**Work instructions**
Reproduce the records below in full and without edits, omitting images.

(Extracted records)

+ + + + + + +

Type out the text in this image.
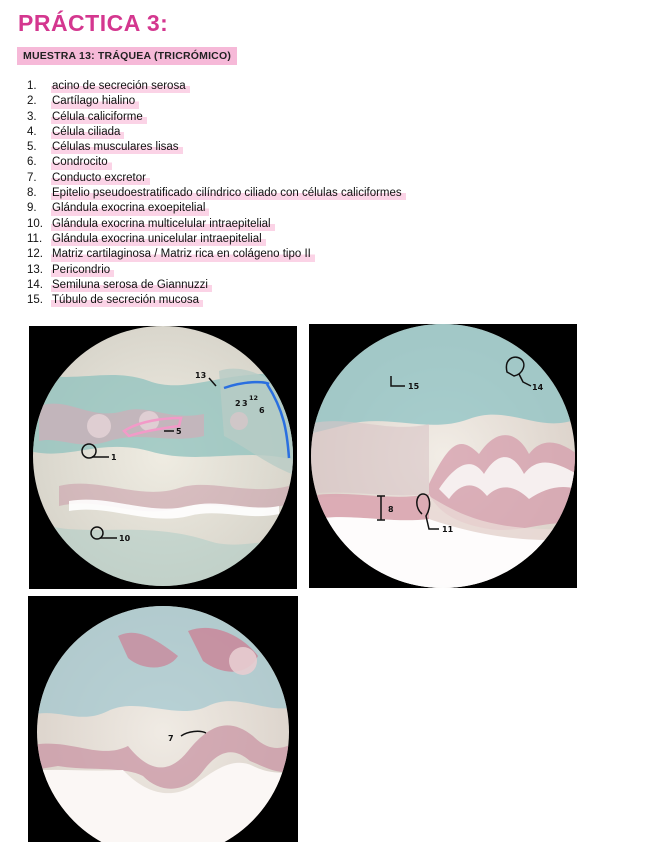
PRÁCTICA 3:
MUESTRA 13: TRÁQUEA (TRICRÓMICO)
1.	acino de secreción serosa
2.	Cartílago hialino
3.	Célula caliciforme
4.	Célula ciliada
5.	Células musculares lisas
6.	Condrocito
7.	Conducto excretor
8.	Epitelio pseudoestratificado cilíndrico ciliado con células caliciformes
9.	Glándula exocrina exoepitelial
10. Glándula exocrina multicelular intraepitelial
11. Glándula exocrina unicelular intraepitelial
12. Matriz cartilaginosa / Matriz rica en colágeno tipo II
13. Pericondrio
14. Semiluna serosa de Giannuzzi
15. Túbulo de secreción mucosa
1
5
10
13
2 3
12
6
15	14
8
11
7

+ + + + + + +

**Solution to the exercise**
Type out the text in this image.
PRÁCTICA 3:
MUESTRA 13: TRÁQUEA (TRICRÓMICO)
1.	acino de secreción serosa
2.	Cartílago hialino
3.	Célula caliciforme
4.	Célula ciliada
5.	Células musculares lisas
6.	Condrocito
7.	Conducto excretor
8.	Epitelio pseudoestratificado cilíndrico ciliado con células caliciformes
9.	Glándula exocrina exoepitelial
10. Glándula exocrina multicelular intraepitelial
11. Glándula exocrina unicelular intraepitelial
12. Matriz cartilaginosa / Matriz rica en colágeno tipo II
13. Pericondrio
14. Semiluna serosa de Giannuzzi
15. Túbulo de secreción mucosa
1
5
10
13
2 3
12
6
15	14
8
11
7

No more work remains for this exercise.